[begin EXTRACTED DATA]

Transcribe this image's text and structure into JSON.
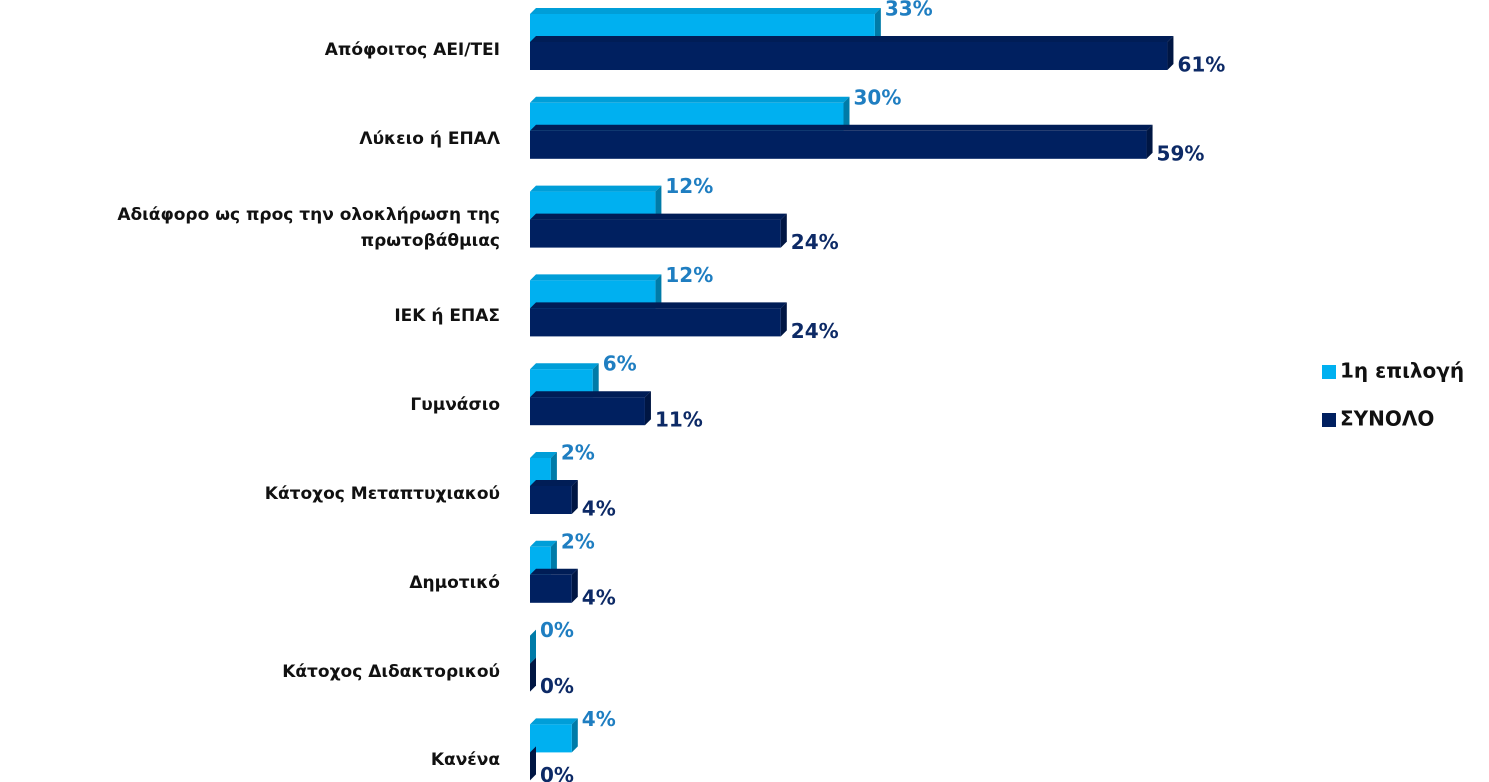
{
  "chart_data": {
    "type": "bar",
    "orientation": "horizontal",
    "categories": [
      "Απόφοιτος ΑΕΙ/ΤΕΙ",
      "Λύκειο ή ΕΠΑΛ",
      "Αδιάφορο ως προς την ολοκλήρωση της\nπρωτοβάθμιας",
      "ΙΕΚ ή ΕΠΑΣ",
      "Γυμνάσιο",
      "Κάτοχος Μεταπτυχιακού",
      "Δημοτικό",
      "Κάτοχος Διδακτορικού",
      "Κανένα"
    ],
    "series": [
      {
        "name": "1η επιλογή",
        "color": "#00b0f0",
        "label_color": "#1f7ec1",
        "values": [
          33,
          30,
          12,
          12,
          6,
          2,
          2,
          0,
          4
        ],
        "value_labels": [
          "33%",
          "30%",
          "12%",
          "12%",
          "6%",
          "2%",
          "2%",
          "0%",
          "4%"
        ]
      },
      {
        "name": "ΣΥΝΟΛΟ",
        "color": "#002060",
        "label_color": "#0d2a66",
        "values": [
          61,
          59,
          24,
          24,
          11,
          4,
          4,
          0,
          0
        ],
        "value_labels": [
          "61%",
          "59%",
          "24%",
          "24%",
          "11%",
          "4%",
          "4%",
          "0%",
          "0%"
        ]
      }
    ],
    "legend": "right"
  }
}
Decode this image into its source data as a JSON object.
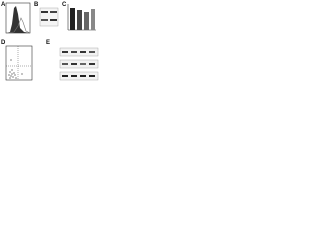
{
  "figure": {
    "panel_labels": [
      "A",
      "B",
      "C",
      "D",
      "E"
    ]
  }
}
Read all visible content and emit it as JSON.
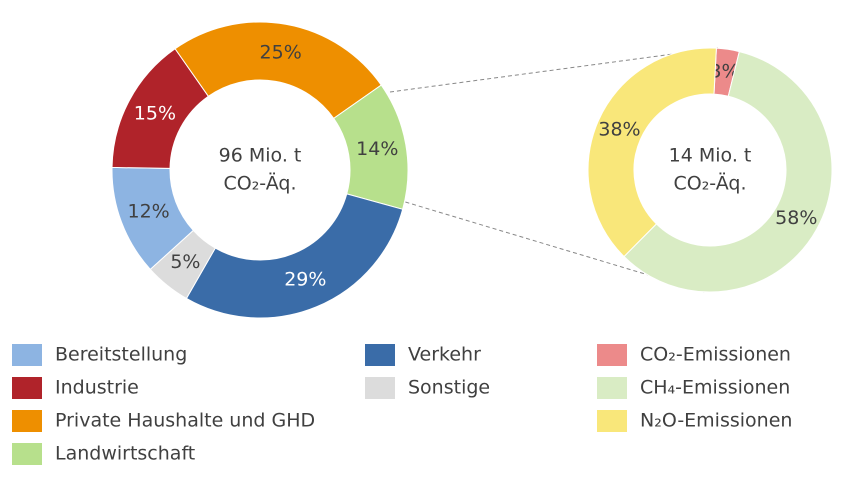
{
  "chart_data": [
    {
      "type": "pie",
      "categories": [
        "Bereitstellung",
        "Industrie",
        "Private Haushalte und GHD",
        "Landwirtschaft",
        "Verkehr",
        "Sonstige"
      ],
      "values": [
        12,
        15,
        25,
        14,
        29,
        5
      ],
      "value_labels": [
        "12%",
        "15%",
        "25%",
        "14%",
        "29%",
        "5%"
      ],
      "colors": [
        "#8db4e2",
        "#b0232a",
        "#ee8f00",
        "#b7e08c",
        "#3a6ca8",
        "#dcdcdc"
      ],
      "center_text": [
        "96 Mio. t",
        "CO₂-Äq."
      ]
    },
    {
      "type": "pie",
      "categories": [
        "CO₂-Emissionen",
        "CH₄-Emissionen",
        "N₂O-Emissionen"
      ],
      "values": [
        3,
        58,
        38
      ],
      "value_labels": [
        "3%",
        "58%",
        "38%"
      ],
      "colors": [
        "#ec8a8a",
        "#d9ecc4",
        "#f9e77a"
      ],
      "center_text": [
        "14 Mio. t",
        "CO₂-Äq."
      ]
    }
  ]
}
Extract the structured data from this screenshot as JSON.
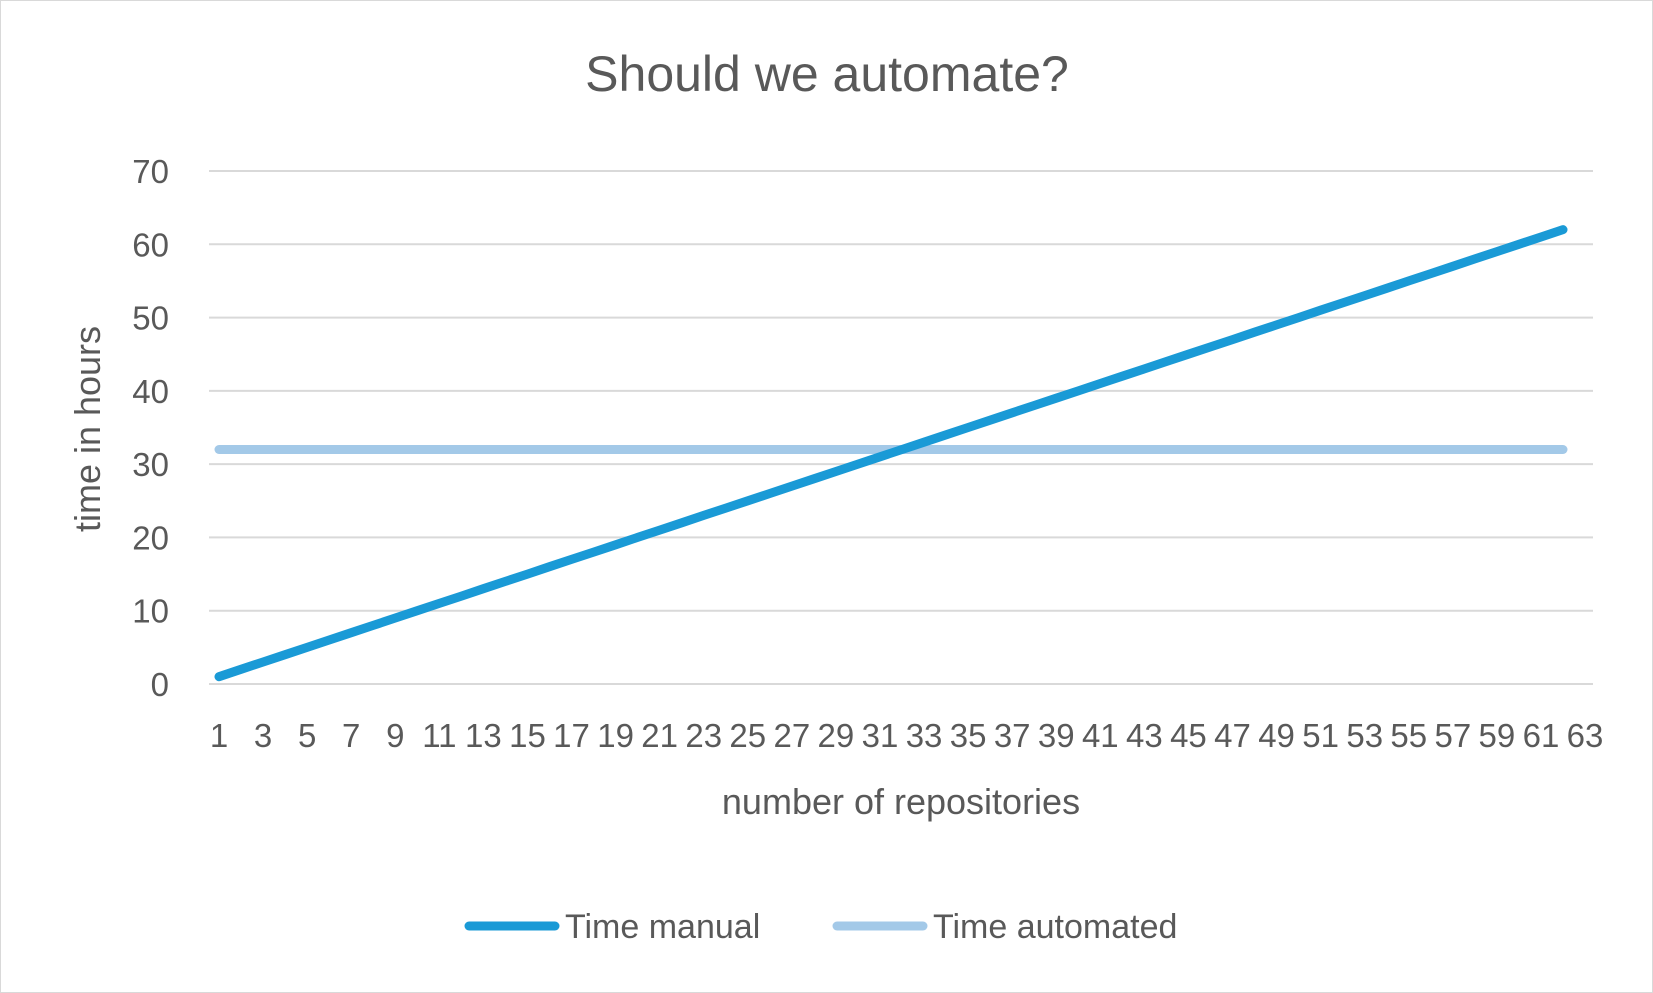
{
  "chart_data": {
    "type": "line",
    "title": "Should we automate?",
    "xlabel": "number of repositories",
    "ylabel": "time in hours",
    "x": [
      1,
      2,
      3,
      4,
      5,
      6,
      7,
      8,
      9,
      10,
      11,
      12,
      13,
      14,
      15,
      16,
      17,
      18,
      19,
      20,
      21,
      22,
      23,
      24,
      25,
      26,
      27,
      28,
      29,
      30,
      31,
      32,
      33,
      34,
      35,
      36,
      37,
      38,
      39,
      40,
      41,
      42,
      43,
      44,
      45,
      46,
      47,
      48,
      49,
      50,
      51,
      52,
      53,
      54,
      55,
      56,
      57,
      58,
      59,
      60,
      61,
      62
    ],
    "x_tick_labels": [
      "1",
      "3",
      "5",
      "7",
      "9",
      "11",
      "13",
      "15",
      "17",
      "19",
      "21",
      "23",
      "25",
      "27",
      "29",
      "31",
      "33",
      "35",
      "37",
      "39",
      "41",
      "43",
      "45",
      "47",
      "49",
      "51",
      "53",
      "55",
      "57",
      "59",
      "61",
      "63"
    ],
    "ylim": [
      0,
      70
    ],
    "y_ticks": [
      0,
      10,
      20,
      30,
      40,
      50,
      60,
      70
    ],
    "grid": true,
    "legend_position": "bottom",
    "series": [
      {
        "name": "Time manual",
        "color": "#1a9ad6",
        "values": [
          1,
          2,
          3,
          4,
          5,
          6,
          7,
          8,
          9,
          10,
          11,
          12,
          13,
          14,
          15,
          16,
          17,
          18,
          19,
          20,
          21,
          22,
          23,
          24,
          25,
          26,
          27,
          28,
          29,
          30,
          31,
          32,
          33,
          34,
          35,
          36,
          37,
          38,
          39,
          40,
          41,
          42,
          43,
          44,
          45,
          46,
          47,
          48,
          49,
          50,
          51,
          52,
          53,
          54,
          55,
          56,
          57,
          58,
          59,
          60,
          61,
          62
        ]
      },
      {
        "name": "Time automated",
        "color": "#a3c9e8",
        "values": [
          32,
          32,
          32,
          32,
          32,
          32,
          32,
          32,
          32,
          32,
          32,
          32,
          32,
          32,
          32,
          32,
          32,
          32,
          32,
          32,
          32,
          32,
          32,
          32,
          32,
          32,
          32,
          32,
          32,
          32,
          32,
          32,
          32,
          32,
          32,
          32,
          32,
          32,
          32,
          32,
          32,
          32,
          32,
          32,
          32,
          32,
          32,
          32,
          32,
          32,
          32,
          32,
          32,
          32,
          32,
          32,
          32,
          32,
          32,
          32,
          32,
          32
        ]
      }
    ]
  }
}
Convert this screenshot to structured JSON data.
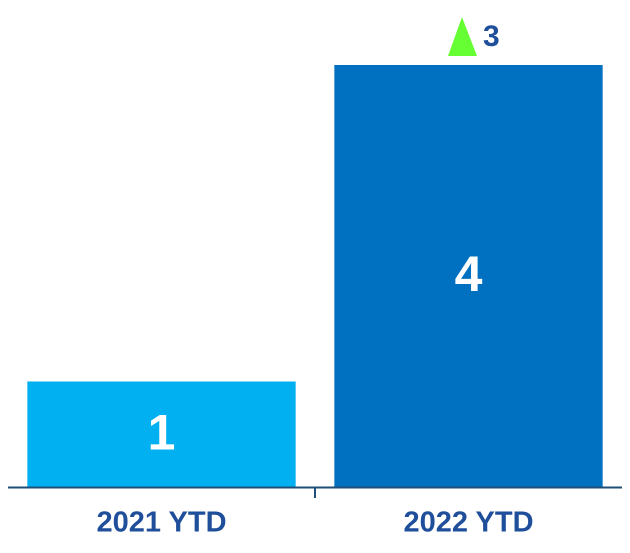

[end EXTRACTED DATA]

# SHORT EXERCISE:
Output the entries above exactly. Drop the pictures.

# CORRECT RESULT:
Transcribe this image's text and structure into JSON.
{
  "chart_data": {
    "type": "bar",
    "orientation": "horizontal",
    "categories": [
      "Απόφοιτος ΑΕΙ/ΤΕΙ",
      "Λύκειο ή ΕΠΑΛ",
      "Αδιάφορο ως προς την ολοκλήρωση της\nπρωτοβάθμιας",
      "ΙΕΚ ή ΕΠΑΣ",
      "Γυμνάσιο",
      "Κάτοχος Μεταπτυχιακού",
      "Δημοτικό",
      "Κάτοχος Διδακτορικού",
      "Κανένα"
    ],
    "series": [
      {
        "name": "1η επιλογή",
        "color": "#00b0f0",
        "label_color": "#1f7ec1",
        "values": [
          33,
          30,
          12,
          12,
          6,
          2,
          2,
          0,
          4
        ],
        "value_labels": [
          "33%",
          "30%",
          "12%",
          "12%",
          "6%",
          "2%",
          "2%",
          "0%",
          "4%"
        ]
      },
      {
        "name": "ΣΥΝΟΛΟ",
        "color": "#002060",
        "label_color": "#0d2a66",
        "values": [
          61,
          59,
          24,
          24,
          11,
          4,
          4,
          0,
          0
        ],
        "value_labels": [
          "61%",
          "59%",
          "24%",
          "24%",
          "11%",
          "4%",
          "4%",
          "0%",
          "0%"
        ]
      }
    ],
    "legend": "right"
  }
}
Decode this image into its source data as a JSON object.
{
  "figure": {
    "panel_labels": [
      "A",
      "B",
      "C",
      "D",
      "E"
    ]
  }
}
Read all visible content and emit it as JSON.
{
  "chart_data": [
    {
      "type": "pie",
      "categories": [
        "Bereitstellung",
        "Industrie",
        "Private Haushalte und GHD",
        "Landwirtschaft",
        "Verkehr",
        "Sonstige"
      ],
      "values": [
        12,
        15,
        25,
        14,
        29,
        5
      ],
      "value_labels": [
        "12%",
        "15%",
        "25%",
        "14%",
        "29%",
        "5%"
      ],
      "colors": [
        "#8db4e2",
        "#b0232a",
        "#ee8f00",
        "#b7e08c",
        "#3a6ca8",
        "#dcdcdc"
      ],
      "center_text": [
        "96 Mio. t",
        "CO₂-Äq."
      ]
    },
    {
      "type": "pie",
      "categories": [
        "CO₂-Emissionen",
        "CH₄-Emissionen",
        "N₂O-Emissionen"
      ],
      "values": [
        3,
        58,
        38
      ],
      "value_labels": [
        "3%",
        "58%",
        "38%"
      ],
      "colors": [
        "#ec8a8a",
        "#d9ecc4",
        "#f9e77a"
      ],
      "center_text": [
        "14 Mio. t",
        "CO₂-Äq."
      ]
    }
  ]
}
Extract the structured data from this screenshot as JSON.
{
  "chart_data": {
    "type": "line",
    "title": "Should we automate?",
    "xlabel": "number of repositories",
    "ylabel": "time in hours",
    "x": [
      1,
      2,
      3,
      4,
      5,
      6,
      7,
      8,
      9,
      10,
      11,
      12,
      13,
      14,
      15,
      16,
      17,
      18,
      19,
      20,
      21,
      22,
      23,
      24,
      25,
      26,
      27,
      28,
      29,
      30,
      31,
      32,
      33,
      34,
      35,
      36,
      37,
      38,
      39,
      40,
      41,
      42,
      43,
      44,
      45,
      46,
      47,
      48,
      49,
      50,
      51,
      52,
      53,
      54,
      55,
      56,
      57,
      58,
      59,
      60,
      61,
      62
    ],
    "x_tick_labels": [
      "1",
      "3",
      "5",
      "7",
      "9",
      "11",
      "13",
      "15",
      "17",
      "19",
      "21",
      "23",
      "25",
      "27",
      "29",
      "31",
      "33",
      "35",
      "37",
      "39",
      "41",
      "43",
      "45",
      "47",
      "49",
      "51",
      "53",
      "55",
      "57",
      "59",
      "61",
      "63"
    ],
    "ylim": [
      0,
      70
    ],
    "y_ticks": [
      0,
      10,
      20,
      30,
      40,
      50,
      60,
      70
    ],
    "grid": true,
    "legend_position": "bottom",
    "series": [
      {
        "name": "Time manual",
        "color": "#1a9ad6",
        "values": [
          1,
          2,
          3,
          4,
          5,
          6,
          7,
          8,
          9,
          10,
          11,
          12,
          13,
          14,
          15,
          16,
          17,
          18,
          19,
          20,
          21,
          22,
          23,
          24,
          25,
          26,
          27,
          28,
          29,
          30,
          31,
          32,
          33,
          34,
          35,
          36,
          37,
          38,
          39,
          40,
          41,
          42,
          43,
          44,
          45,
          46,
          47,
          48,
          49,
          50,
          51,
          52,
          53,
          54,
          55,
          56,
          57,
          58,
          59,
          60,
          61,
          62
        ]
      },
      {
        "name": "Time automated",
        "color": "#a3c9e8",
        "values": [
          32,
          32,
          32,
          32,
          32,
          32,
          32,
          32,
          32,
          32,
          32,
          32,
          32,
          32,
          32,
          32,
          32,
          32,
          32,
          32,
          32,
          32,
          32,
          32,
          32,
          32,
          32,
          32,
          32,
          32,
          32,
          32,
          32,
          32,
          32,
          32,
          32,
          32,
          32,
          32,
          32,
          32,
          32,
          32,
          32,
          32,
          32,
          32,
          32,
          32,
          32,
          32,
          32,
          32,
          32,
          32,
          32,
          32,
          32,
          32,
          32,
          32
        ]
      }
    ]
  }
}
Convert this screenshot to structured JSON data.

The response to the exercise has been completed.